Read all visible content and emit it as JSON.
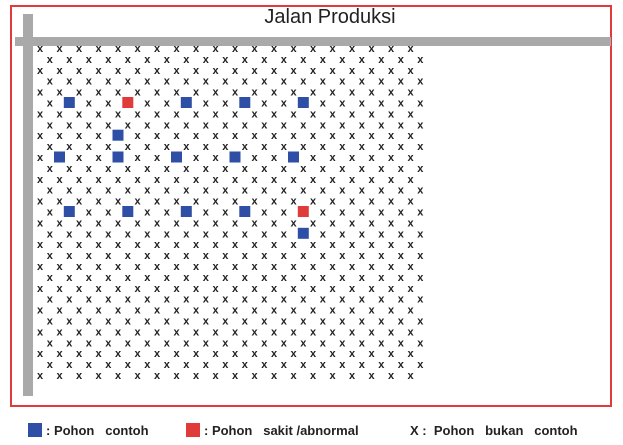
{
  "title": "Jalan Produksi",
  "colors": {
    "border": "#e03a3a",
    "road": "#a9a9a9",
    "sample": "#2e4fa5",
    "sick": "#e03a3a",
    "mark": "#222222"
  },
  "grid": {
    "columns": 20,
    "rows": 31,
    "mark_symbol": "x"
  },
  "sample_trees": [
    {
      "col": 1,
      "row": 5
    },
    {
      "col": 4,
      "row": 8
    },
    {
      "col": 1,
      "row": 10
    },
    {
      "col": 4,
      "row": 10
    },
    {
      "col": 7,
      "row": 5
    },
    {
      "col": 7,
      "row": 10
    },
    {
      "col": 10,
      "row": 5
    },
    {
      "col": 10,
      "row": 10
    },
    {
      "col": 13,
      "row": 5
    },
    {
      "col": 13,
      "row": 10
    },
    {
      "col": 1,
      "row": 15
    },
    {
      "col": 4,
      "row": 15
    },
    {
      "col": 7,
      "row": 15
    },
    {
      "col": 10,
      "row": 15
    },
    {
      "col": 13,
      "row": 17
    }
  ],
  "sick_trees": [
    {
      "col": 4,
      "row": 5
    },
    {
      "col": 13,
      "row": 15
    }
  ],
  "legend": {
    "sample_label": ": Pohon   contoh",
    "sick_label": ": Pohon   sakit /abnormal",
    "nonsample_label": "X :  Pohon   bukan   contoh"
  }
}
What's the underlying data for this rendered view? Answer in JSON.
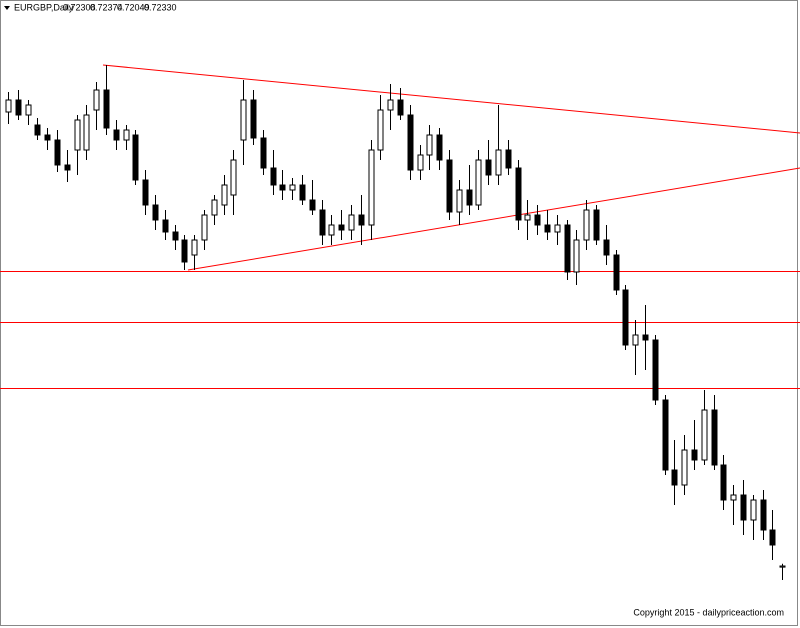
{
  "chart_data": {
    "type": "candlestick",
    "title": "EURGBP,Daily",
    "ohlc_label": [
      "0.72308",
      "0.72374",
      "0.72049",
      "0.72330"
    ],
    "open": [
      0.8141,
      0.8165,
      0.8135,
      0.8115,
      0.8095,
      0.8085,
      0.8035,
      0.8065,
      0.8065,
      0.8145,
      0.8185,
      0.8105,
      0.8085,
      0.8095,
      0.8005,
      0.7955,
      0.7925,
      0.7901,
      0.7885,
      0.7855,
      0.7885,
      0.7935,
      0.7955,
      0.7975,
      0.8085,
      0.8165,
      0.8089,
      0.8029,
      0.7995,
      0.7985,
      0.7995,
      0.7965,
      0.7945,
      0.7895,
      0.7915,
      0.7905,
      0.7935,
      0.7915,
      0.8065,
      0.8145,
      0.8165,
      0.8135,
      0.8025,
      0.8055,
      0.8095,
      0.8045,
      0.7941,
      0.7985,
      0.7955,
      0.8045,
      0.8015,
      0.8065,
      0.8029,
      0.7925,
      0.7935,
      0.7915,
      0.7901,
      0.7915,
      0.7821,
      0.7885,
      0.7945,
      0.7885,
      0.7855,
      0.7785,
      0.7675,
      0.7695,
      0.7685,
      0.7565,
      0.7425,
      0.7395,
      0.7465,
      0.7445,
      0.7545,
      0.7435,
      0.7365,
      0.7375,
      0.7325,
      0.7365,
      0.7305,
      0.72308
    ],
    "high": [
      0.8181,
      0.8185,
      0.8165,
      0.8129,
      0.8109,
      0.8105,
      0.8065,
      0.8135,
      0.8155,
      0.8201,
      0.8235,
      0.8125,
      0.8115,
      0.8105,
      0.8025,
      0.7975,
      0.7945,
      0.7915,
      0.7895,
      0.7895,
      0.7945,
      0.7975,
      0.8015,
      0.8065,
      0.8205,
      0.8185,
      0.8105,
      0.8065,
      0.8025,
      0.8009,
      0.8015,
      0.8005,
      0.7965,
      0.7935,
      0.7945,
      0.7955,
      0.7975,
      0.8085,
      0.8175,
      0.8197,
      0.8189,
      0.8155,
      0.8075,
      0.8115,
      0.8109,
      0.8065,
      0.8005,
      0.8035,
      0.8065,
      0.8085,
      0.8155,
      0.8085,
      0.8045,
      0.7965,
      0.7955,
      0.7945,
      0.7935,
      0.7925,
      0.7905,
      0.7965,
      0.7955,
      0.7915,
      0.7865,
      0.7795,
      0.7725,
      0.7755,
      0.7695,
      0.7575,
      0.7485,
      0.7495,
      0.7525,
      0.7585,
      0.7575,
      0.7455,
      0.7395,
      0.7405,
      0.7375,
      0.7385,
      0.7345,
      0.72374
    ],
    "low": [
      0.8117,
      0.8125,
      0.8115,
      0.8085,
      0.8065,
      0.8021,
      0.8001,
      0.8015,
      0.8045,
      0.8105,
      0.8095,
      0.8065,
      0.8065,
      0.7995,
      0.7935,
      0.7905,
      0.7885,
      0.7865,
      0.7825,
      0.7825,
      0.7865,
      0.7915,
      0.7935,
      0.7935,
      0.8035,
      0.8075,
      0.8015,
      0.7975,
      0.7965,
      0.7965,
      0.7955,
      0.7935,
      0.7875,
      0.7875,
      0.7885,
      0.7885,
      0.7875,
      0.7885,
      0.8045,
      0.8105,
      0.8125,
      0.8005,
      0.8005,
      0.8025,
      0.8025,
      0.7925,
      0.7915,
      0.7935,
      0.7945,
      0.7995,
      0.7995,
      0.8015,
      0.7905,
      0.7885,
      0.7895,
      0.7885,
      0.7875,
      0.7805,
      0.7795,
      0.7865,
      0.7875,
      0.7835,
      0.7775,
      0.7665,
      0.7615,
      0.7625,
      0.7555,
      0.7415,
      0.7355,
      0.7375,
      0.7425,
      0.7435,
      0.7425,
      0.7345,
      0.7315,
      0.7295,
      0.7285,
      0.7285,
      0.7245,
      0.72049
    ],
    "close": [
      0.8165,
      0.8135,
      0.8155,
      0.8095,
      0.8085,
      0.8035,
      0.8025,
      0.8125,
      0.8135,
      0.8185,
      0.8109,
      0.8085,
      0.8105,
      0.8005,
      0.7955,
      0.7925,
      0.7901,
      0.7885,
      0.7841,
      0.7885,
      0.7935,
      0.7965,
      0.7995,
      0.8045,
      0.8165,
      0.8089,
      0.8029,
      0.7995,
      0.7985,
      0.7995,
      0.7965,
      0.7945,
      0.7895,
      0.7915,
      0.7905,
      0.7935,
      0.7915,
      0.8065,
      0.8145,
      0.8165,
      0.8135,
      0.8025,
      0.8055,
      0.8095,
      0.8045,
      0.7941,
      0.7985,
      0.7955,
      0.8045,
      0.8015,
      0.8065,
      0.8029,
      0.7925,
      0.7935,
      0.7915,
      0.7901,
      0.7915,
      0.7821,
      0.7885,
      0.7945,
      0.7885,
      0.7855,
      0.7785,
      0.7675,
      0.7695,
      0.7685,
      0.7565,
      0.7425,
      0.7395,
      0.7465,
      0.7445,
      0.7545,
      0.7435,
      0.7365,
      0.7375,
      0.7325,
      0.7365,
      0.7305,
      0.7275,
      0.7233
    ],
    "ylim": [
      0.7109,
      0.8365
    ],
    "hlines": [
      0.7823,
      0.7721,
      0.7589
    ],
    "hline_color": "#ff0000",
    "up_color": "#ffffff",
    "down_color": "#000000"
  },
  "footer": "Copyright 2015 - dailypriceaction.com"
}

+-------+

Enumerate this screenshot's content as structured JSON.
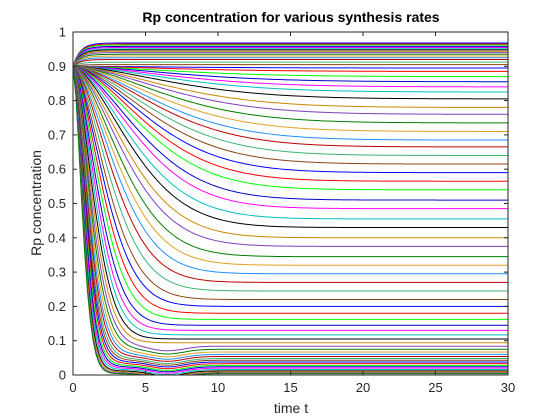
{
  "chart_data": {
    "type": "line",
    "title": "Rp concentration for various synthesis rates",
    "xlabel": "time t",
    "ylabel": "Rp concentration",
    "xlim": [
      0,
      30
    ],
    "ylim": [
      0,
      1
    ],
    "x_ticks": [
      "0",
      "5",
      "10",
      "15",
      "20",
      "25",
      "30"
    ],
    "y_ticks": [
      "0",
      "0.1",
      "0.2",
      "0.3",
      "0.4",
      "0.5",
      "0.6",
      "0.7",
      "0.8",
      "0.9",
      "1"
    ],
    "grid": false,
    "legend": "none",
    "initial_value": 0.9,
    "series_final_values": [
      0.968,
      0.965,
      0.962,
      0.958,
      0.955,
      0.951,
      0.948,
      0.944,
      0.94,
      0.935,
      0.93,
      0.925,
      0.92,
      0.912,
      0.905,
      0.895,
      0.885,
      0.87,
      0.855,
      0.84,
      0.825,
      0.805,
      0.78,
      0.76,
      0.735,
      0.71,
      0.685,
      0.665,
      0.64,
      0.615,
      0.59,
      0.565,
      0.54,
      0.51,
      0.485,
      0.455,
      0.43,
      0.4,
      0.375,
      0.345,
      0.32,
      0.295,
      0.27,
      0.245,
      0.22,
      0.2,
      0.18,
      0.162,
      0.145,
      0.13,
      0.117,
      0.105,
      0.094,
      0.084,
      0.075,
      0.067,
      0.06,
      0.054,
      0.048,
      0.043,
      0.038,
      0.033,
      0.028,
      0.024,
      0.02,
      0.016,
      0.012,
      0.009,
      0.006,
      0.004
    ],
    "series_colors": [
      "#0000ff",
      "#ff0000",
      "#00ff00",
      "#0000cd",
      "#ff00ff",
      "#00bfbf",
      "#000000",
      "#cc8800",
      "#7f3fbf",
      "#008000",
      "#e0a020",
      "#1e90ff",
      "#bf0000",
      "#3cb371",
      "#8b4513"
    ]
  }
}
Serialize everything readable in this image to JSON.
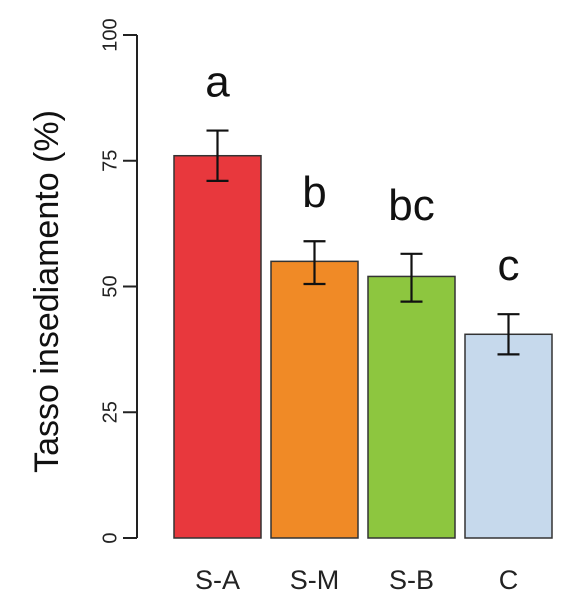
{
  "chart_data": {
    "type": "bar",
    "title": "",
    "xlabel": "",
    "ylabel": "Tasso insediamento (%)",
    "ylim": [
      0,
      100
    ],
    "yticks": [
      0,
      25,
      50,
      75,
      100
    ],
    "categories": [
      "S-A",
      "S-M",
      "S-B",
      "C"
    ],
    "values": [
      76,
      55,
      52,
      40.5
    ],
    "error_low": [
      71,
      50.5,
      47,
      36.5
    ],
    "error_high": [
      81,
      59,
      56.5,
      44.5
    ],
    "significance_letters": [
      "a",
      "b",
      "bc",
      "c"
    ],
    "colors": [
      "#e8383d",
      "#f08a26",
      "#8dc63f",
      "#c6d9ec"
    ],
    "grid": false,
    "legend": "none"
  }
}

+-------+

Scan the material line by line and report each one that contains "contoh".

* Result below:
    "sample_label": ": Pohon   contoh",
    "nonsample_label": "X :  Pohon   bukan   contoh"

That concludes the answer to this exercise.